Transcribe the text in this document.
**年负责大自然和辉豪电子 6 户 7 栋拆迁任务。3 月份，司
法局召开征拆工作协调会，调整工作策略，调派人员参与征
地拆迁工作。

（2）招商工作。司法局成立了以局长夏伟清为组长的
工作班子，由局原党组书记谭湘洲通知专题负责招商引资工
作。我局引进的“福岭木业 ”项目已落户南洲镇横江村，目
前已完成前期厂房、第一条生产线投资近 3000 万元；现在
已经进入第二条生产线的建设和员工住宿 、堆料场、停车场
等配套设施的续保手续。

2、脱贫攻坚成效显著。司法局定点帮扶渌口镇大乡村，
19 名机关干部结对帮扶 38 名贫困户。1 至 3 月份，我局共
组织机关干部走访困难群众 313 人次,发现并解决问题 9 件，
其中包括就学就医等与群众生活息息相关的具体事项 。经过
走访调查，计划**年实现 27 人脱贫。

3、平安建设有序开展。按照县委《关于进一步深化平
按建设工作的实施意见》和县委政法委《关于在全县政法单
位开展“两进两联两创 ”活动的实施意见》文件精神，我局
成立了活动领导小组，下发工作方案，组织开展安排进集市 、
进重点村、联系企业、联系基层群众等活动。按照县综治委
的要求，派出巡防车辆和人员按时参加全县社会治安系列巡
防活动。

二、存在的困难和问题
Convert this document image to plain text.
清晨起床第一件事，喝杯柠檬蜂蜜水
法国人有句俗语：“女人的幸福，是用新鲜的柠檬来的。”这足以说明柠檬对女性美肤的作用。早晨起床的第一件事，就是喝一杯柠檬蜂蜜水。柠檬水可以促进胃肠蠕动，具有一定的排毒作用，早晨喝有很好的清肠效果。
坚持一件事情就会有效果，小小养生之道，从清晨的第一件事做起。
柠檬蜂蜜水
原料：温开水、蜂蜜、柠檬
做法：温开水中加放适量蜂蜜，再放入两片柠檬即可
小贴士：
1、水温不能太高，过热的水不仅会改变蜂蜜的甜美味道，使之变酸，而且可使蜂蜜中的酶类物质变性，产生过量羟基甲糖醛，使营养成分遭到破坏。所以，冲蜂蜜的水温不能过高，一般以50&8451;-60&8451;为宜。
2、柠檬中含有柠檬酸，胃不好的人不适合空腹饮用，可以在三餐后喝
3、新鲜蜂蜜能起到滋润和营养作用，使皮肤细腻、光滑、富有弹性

> Exercise: Give a word-for-word copy of the records.

> Output:
Transcribe the text in this document.
**年负责大自然和辉豪电子 6 户 7 栋拆迁任务。3 月份，司
法局召开征拆工作协调会，调整工作策略，调派人员参与征
地拆迁工作。

（2）招商工作。司法局成立了以局长夏伟清为组长的
工作班子，由局原党组书记谭湘洲通知专题负责招商引资工
作。我局引进的“福岭木业 ”项目已落户南洲镇横江村，目
前已完成前期厂房、第一条生产线投资近 3000 万元；现在
已经进入第二条生产线的建设和员工住宿 、堆料场、停车场
等配套设施的续保手续。

2、脱贫攻坚成效显著。司法局定点帮扶渌口镇大乡村，
19 名机关干部结对帮扶 38 名贫困户。1 至 3 月份，我局共
组织机关干部走访困难群众 313 人次,发现并解决问题 9 件，
其中包括就学就医等与群众生活息息相关的具体事项 。经过
走访调查，计划**年实现 27 人脱贫。

3、平安建设有序开展。按照县委《关于进一步深化平
按建设工作的实施意见》和县委政法委《关于在全县政法单
位开展“两进两联两创 ”活动的实施意见》文件精神，我局
成立了活动领导小组，下发工作方案，组织开展安排进集市 、
进重点村、联系企业、联系基层群众等活动。按照县综治委
的要求，派出巡防车辆和人员按时参加全县社会治安系列巡
防活动。

二、存在的困难和问题
Convert this document image to plain text.
清晨起床第一件事，喝杯柠檬蜂蜜水
法国人有句俗语：“女人的幸福，是用新鲜的柠檬来的。”这足以说明柠檬对女性美肤的作用。早晨起床的第一件事，就是喝一杯柠檬蜂蜜水。柠檬水可以促进胃肠蠕动，具有一定的排毒作用，早晨喝有很好的清肠效果。
坚持一件事情就会有效果，小小养生之道，从清晨的第一件事做起。
柠檬蜂蜜水
原料：温开水、蜂蜜、柠檬
做法：温开水中加放适量蜂蜜，再放入两片柠檬即可
小贴士：
1、水温不能太高，过热的水不仅会改变蜂蜜的甜美味道，使之变酸，而且可使蜂蜜中的酶类物质变性，产生过量羟基甲糖醛，使营养成分遭到破坏。所以，冲蜂蜜的水温不能过高，一般以50&8451;-60&8451;为宜。
2、柠檬中含有柠檬酸，胃不好的人不适合空腹饮用，可以在三餐后喝
3、新鲜蜂蜜能起到滋润和营养作用，使皮肤细腻、光滑、富有弹性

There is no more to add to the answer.